(THINGS TO DO)
[1] Answer these questions using the Forbes SPAC article, one answer per line with matching letters:
(a) At what amount will the deal value the combined entity?
(b) Roughly how much of the expected gross proceeds comes from private investment in public equity?
(c) In what period is the transaction expected to close?
[2] Edit the Forbes SPAC article starting at "Forbes is going" and ending at "announcement on Thursday.", and write out that passage with "Forbes Global Media" changed to "Forbes Media".

Forbes is going public via $630 million SPAC merger with Magnum Opus Acquisition

In this photo illustration a Forbes logo seen displayed on a smartphone.

Forbes Global Media is going public through a blank check merger with Magnum Opus Acquisition in a deal that will value the combined entity at $630 million, according to an announcement on Thursday.

The business news organization, which publishes Forbes magazine, is expected to raise approximately $600 million of gross proceeds, which comprises around $200 million of cash held in Magnum Opus’ trust account and roughly $400 million private investment in public equity, or PIPE, the announcement said.

The transaction, which is expected to close in the fourth quarter of 2021 or the first quarter of 2022, will be used to further the digital transformation push at the company.

Forbes said it will also use its fund to “convert readers into long-term, engaged users of the platform, including through memberships and recurring subscriptions to premium content and highly targeted product offerings.”

(GIVEN INFORMATION)
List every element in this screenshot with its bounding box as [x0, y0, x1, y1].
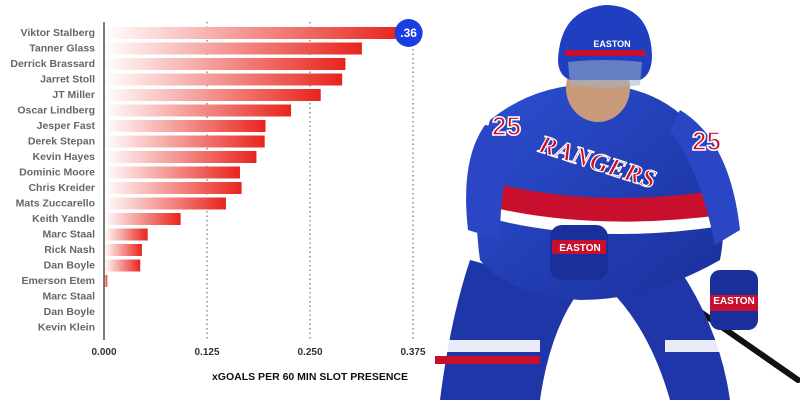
- category-label: Kevin Hayes: [33, 151, 96, 163]
- bars: [104, 27, 401, 287]
- category-label: Mats Zuccarello: [16, 198, 95, 210]
- category-label: Derrick Brassard: [10, 58, 95, 70]
- bar: [104, 198, 226, 210]
- bar: [104, 182, 242, 194]
- bar: [104, 260, 140, 272]
- bar: [104, 43, 362, 55]
- bar: [104, 213, 181, 225]
- svg-text:EASTON: EASTON: [559, 243, 601, 254]
- x-tick-label: 0.125: [194, 347, 219, 358]
- category-label: Jesper Fast: [37, 120, 96, 132]
- x-axis-title: xGOALS PER 60 MIN SLOT PRESENCE: [212, 371, 408, 383]
- bar: [104, 167, 240, 179]
- bar: [104, 27, 401, 39]
- hockey-player-photo: RANGERS 25 25 EASTON EASTON EASTON: [430, 0, 800, 400]
- category-label: Marc Staal: [42, 229, 95, 241]
- bar: [104, 244, 142, 256]
- category-label: Kevin Klein: [38, 322, 95, 334]
- category-label: Tanner Glass: [29, 43, 95, 55]
- category-label: Emerson Etem: [21, 275, 95, 287]
- category-label: Chris Kreider: [28, 182, 95, 194]
- svg-text:25: 25: [692, 126, 721, 156]
- bar: [104, 89, 321, 101]
- category-label: Dan Boyle: [44, 306, 96, 318]
- category-label: Rick Nash: [44, 244, 95, 256]
- bar: [104, 105, 291, 117]
- svg-text:EASTON: EASTON: [593, 39, 630, 49]
- category-label: Keith Yandle: [32, 213, 95, 225]
- bar: [104, 74, 342, 86]
- x-tick-label: 0.000: [91, 347, 116, 358]
- svg-text:EASTON: EASTON: [713, 296, 755, 307]
- category-label: JT Miller: [52, 89, 95, 101]
- bar: [104, 151, 256, 163]
- highlight-badge: .36: [395, 19, 423, 47]
- bar: [104, 229, 148, 241]
- category-label: Derek Stepan: [28, 136, 95, 148]
- bar-chart: Viktor Stalberg Tanner Glass Derrick Brass…: [0, 0, 430, 400]
- svg-text:25: 25: [492, 111, 521, 141]
- highlight-badge-label: .36: [400, 26, 417, 40]
- x-tick-label: 0.250: [297, 347, 322, 358]
- category-label: Dominic Moore: [19, 167, 95, 179]
- category-label: Oscar Lindberg: [17, 105, 95, 117]
- bar: [104, 58, 345, 70]
- bar: [104, 120, 266, 132]
- category-label: Dan Boyle: [44, 260, 96, 272]
- bar: [104, 136, 265, 148]
- x-tick-label: 0.375: [400, 347, 425, 358]
- category-label: Marc Staal: [42, 291, 95, 303]
- category-labels: Viktor Stalberg Tanner Glass Derrick Brass…: [10, 27, 95, 334]
- category-label: Viktor Stalberg: [21, 27, 96, 39]
- category-label: Jarret Stoll: [40, 74, 95, 86]
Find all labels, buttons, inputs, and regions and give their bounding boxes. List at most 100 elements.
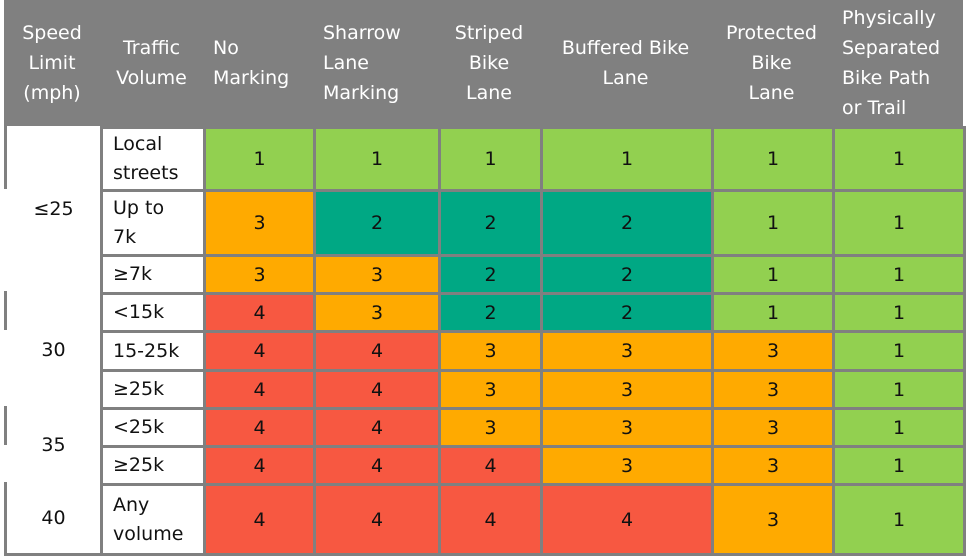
- level-cell: 4: [206, 333, 313, 369]
- volume-line: volume: [113, 522, 184, 545]
- traffic-volume-cell: Local streets: [103, 129, 203, 189]
- level-cell: 4: [316, 486, 438, 553]
- header-line: or Trail: [842, 97, 907, 119]
- level-cell: 1: [714, 295, 832, 330]
- speed-limit-label: 35: [41, 434, 66, 456]
- header-line: (mph): [23, 82, 81, 104]
- grid-line-v: [711, 126, 714, 556]
- header-line: Marking: [213, 67, 290, 89]
- level-cell: 3: [316, 257, 438, 292]
- level-cell: 3: [543, 410, 711, 445]
- grid-line-left: [4, 291, 7, 330]
- level-cell: 1: [835, 486, 963, 553]
- header-line: Separated: [842, 37, 941, 59]
- level-cell: 3: [206, 257, 313, 292]
- header-line: Marking: [323, 82, 400, 104]
- grid-line-h: [100, 292, 966, 295]
- level-cell: 3: [714, 448, 832, 483]
- level-cell: 1: [835, 448, 963, 483]
- grid-line-h: [100, 445, 966, 448]
- level-cell: 1: [835, 257, 963, 292]
- traffic-volume-cell: ≥25k: [103, 448, 203, 483]
- header-traffic-volume: Traffic Volume: [100, 0, 203, 126]
- traffic-volume-cell: <15k: [103, 295, 203, 330]
- header-line: Physically: [842, 7, 936, 29]
- level-cell: 1: [316, 129, 438, 189]
- traffic-volume-cell: ≥25k: [103, 372, 203, 407]
- header-line: Lane: [323, 52, 369, 74]
- level-cell: 1: [835, 295, 963, 330]
- level-cell: 3: [714, 486, 832, 553]
- grid-line-h: [100, 483, 966, 486]
- level-cell: 2: [543, 295, 711, 330]
- level-cell: 1: [835, 372, 963, 407]
- speed-limit-label: ≤25: [33, 198, 74, 220]
- header-line: Limit: [28, 52, 76, 74]
- level-cell: 1: [543, 129, 711, 189]
- level-cell: 2: [316, 192, 438, 254]
- level-cell: 3: [543, 372, 711, 407]
- header-line: Bike Path: [842, 67, 931, 89]
- volume-line: ≥7k: [113, 263, 153, 285]
- level-cell: 4: [206, 448, 313, 483]
- header-line: Volume: [116, 67, 187, 89]
- volume-line: ≥25k: [113, 454, 165, 476]
- header-line: Speed: [22, 22, 82, 44]
- volume-line: Any: [113, 493, 150, 516]
- header-line: Bike: [468, 52, 510, 74]
- grid-line-h: [100, 369, 966, 372]
- grid-line-v: [438, 126, 441, 556]
- traffic-volume-cell: Any volume: [103, 486, 203, 553]
- volume-line: ≥25k: [113, 378, 165, 400]
- header-line: No: [213, 37, 239, 59]
- header-line: Striped: [454, 22, 524, 44]
- header-protected-bike-lane: Protected Bike Lane: [711, 0, 832, 126]
- header-speed-limit: Speed Limit (mph): [4, 0, 100, 126]
- level-cell: 3: [441, 410, 540, 445]
- level-cell: 2: [543, 192, 711, 254]
- speed-limit-label: 40: [41, 507, 66, 529]
- header-line: Lane: [466, 82, 512, 104]
- header-sharrow: Sharrow Lane Marking: [313, 0, 438, 126]
- level-cell: 4: [206, 295, 313, 330]
- level-cell: 3: [206, 192, 313, 254]
- grid-line-v: [540, 126, 543, 556]
- level-cell: 1: [441, 129, 540, 189]
- level-cell: 2: [441, 295, 540, 330]
- grid-line-left: [4, 406, 7, 445]
- header-line: Protected: [726, 22, 817, 44]
- header-line: Bike: [751, 52, 792, 74]
- level-cell: 1: [206, 129, 313, 189]
- level-cell: 4: [316, 448, 438, 483]
- level-cell: 4: [316, 410, 438, 445]
- level-cell: 3: [441, 333, 540, 369]
- header-separated-path: Physically Separated Bike Path or Trail: [832, 0, 963, 126]
- level-cell: 1: [835, 333, 963, 369]
- volume-line: <25k: [113, 416, 165, 438]
- level-cell: 1: [835, 129, 963, 189]
- volume-line: streets: [113, 162, 179, 184]
- grid-line-h: [100, 126, 966, 129]
- level-cell: 3: [714, 410, 832, 445]
- header-no-marking: No Marking: [203, 0, 313, 126]
- level-cell: 1: [835, 410, 963, 445]
- speed-limit-label: 30: [41, 338, 66, 361]
- header-line: Lane: [748, 82, 795, 104]
- volume-line: 7k: [113, 226, 137, 248]
- grid-line-v: [832, 126, 835, 556]
- volume-line: Up to: [113, 197, 165, 219]
- level-cell: 2: [441, 257, 540, 292]
- volume-line: Local: [113, 133, 163, 155]
- level-cell: 2: [441, 192, 540, 254]
- level-cell: 1: [714, 129, 832, 189]
- level-cell: 1: [835, 192, 963, 254]
- level-cell: 4: [316, 333, 438, 369]
- grid-line-h: [100, 189, 966, 192]
- level-cell: 3: [441, 372, 540, 407]
- traffic-volume-cell: Up to 7k: [103, 192, 203, 254]
- level-cell: 1: [714, 257, 832, 292]
- level-cell: 1: [714, 192, 832, 254]
- level-cell: 4: [206, 486, 313, 553]
- volume-line: 15-25k: [113, 339, 180, 362]
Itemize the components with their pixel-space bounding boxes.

(ANSWERS PER TASK)
[1]
(a) $630 million
(b) Roughly $400 million
(c) The fourth quarter of 2021 or the first quarter of 2022

[2]
Forbes is going public via $630 million SPAC merger with Magnum Opus Acquisition

In this photo illustration a Forbes logo seen displayed on a smartphone.

Forbes Media is going public through a blank check merger with Magnum Opus Acquisition in a deal that will value the combined entity at $630 million, according to an announcement on Thursday.